— begin EXTRACTED INFORMATION —

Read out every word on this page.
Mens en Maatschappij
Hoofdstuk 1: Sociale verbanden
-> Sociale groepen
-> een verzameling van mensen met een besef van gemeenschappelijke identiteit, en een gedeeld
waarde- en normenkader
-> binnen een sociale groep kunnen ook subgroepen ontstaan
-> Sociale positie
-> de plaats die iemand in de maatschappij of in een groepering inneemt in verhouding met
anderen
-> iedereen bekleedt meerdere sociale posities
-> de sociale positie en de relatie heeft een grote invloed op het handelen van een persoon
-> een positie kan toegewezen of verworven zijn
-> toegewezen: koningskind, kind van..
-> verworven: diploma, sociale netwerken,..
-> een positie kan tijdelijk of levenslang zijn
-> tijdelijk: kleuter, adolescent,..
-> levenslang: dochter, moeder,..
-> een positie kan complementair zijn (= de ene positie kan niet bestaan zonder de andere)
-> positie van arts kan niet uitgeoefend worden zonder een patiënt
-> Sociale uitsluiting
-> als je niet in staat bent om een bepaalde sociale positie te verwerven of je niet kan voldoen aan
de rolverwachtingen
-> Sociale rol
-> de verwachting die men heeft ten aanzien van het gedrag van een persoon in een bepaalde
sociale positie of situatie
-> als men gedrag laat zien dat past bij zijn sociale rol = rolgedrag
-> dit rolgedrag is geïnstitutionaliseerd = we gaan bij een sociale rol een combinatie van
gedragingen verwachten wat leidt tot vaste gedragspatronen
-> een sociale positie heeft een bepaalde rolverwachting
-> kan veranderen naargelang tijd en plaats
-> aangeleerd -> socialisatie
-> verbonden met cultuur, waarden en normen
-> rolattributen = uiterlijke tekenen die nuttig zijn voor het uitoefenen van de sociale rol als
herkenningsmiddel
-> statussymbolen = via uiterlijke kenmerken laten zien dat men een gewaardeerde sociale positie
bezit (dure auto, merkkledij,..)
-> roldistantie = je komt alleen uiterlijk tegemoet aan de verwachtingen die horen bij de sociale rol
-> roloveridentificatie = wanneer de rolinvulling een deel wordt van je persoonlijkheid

— end EXTRACTED INFORMATION —
— begin EXTRACTED INFORMATION —

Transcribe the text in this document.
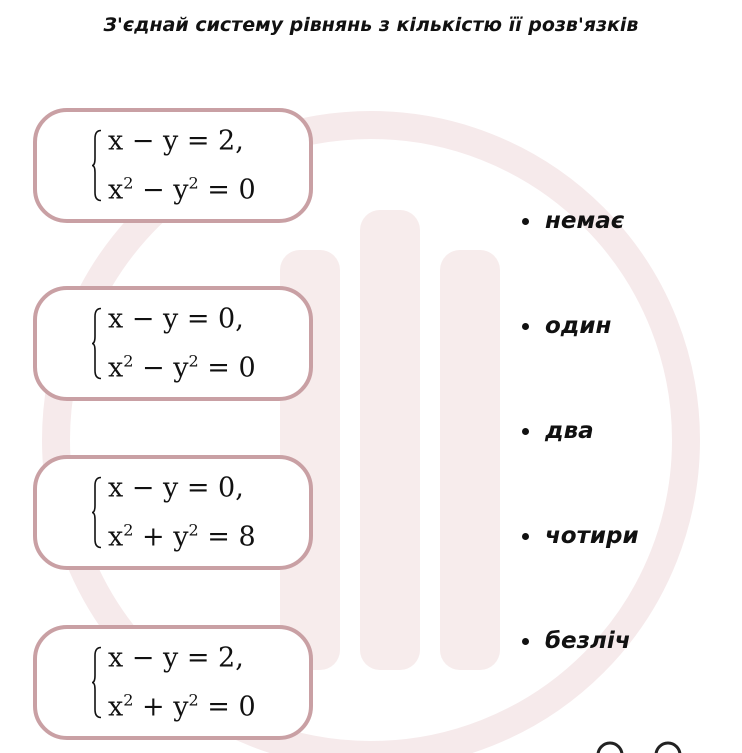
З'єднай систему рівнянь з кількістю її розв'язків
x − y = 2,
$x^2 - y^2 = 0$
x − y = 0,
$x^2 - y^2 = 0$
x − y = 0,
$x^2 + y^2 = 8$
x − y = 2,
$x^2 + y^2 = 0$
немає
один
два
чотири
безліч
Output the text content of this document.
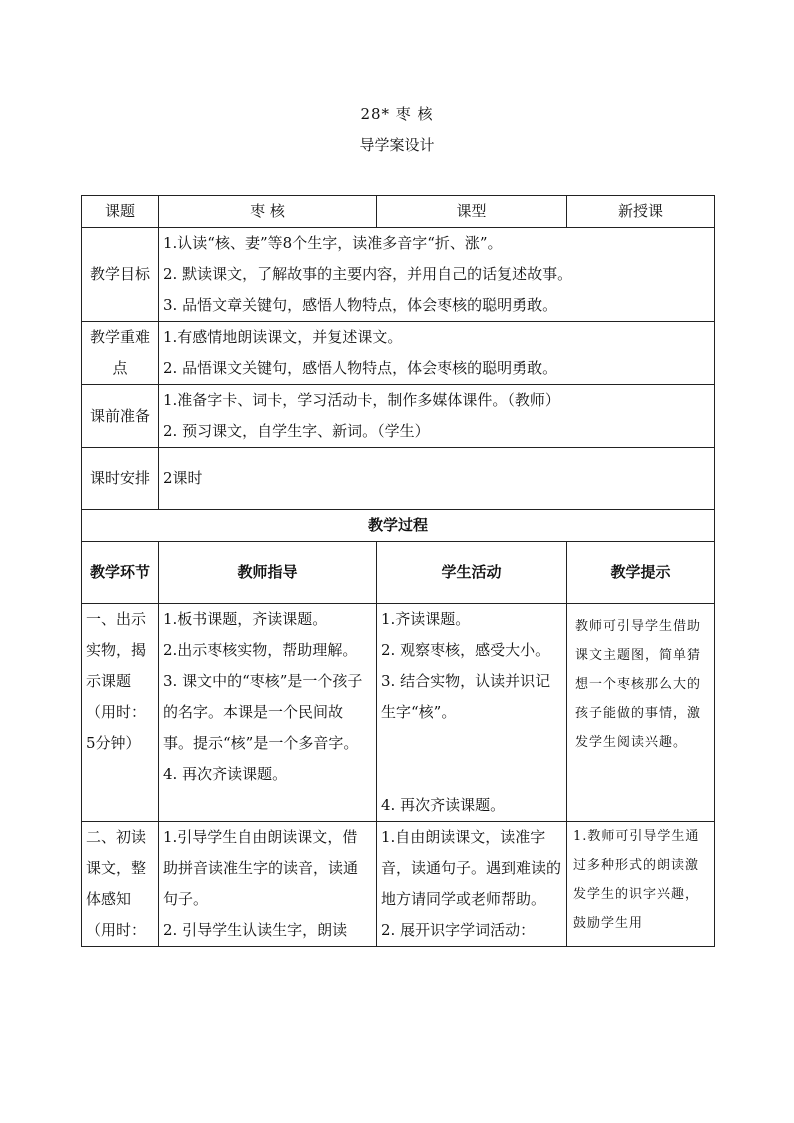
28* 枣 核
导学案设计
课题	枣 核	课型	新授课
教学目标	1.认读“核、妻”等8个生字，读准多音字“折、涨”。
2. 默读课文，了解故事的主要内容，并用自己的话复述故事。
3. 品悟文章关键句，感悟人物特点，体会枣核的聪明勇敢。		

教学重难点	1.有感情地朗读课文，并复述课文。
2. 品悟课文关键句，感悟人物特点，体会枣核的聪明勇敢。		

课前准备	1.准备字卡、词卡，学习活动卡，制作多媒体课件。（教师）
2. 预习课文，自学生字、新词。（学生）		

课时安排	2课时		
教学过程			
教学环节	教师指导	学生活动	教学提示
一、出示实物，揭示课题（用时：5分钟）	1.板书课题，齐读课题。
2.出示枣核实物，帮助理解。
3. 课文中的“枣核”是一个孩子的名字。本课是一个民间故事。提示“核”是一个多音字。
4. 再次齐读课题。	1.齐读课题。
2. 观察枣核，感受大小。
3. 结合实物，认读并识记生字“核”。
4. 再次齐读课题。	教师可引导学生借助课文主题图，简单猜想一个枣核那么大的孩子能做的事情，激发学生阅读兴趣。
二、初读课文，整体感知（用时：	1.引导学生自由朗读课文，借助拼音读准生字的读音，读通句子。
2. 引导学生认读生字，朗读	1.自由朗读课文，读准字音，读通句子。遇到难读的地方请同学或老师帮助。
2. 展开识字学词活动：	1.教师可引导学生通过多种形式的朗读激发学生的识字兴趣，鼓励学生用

— end EXTRACTED INFORMATION —

WHAT YOU SHOULD DO. Search the records above for the string "levenslang". Copy every line that contains it.

WRITTEN ANSWER.
-> een positie kan tijdelijk of levenslang zijn
-> levenslang: dochter, moeder,..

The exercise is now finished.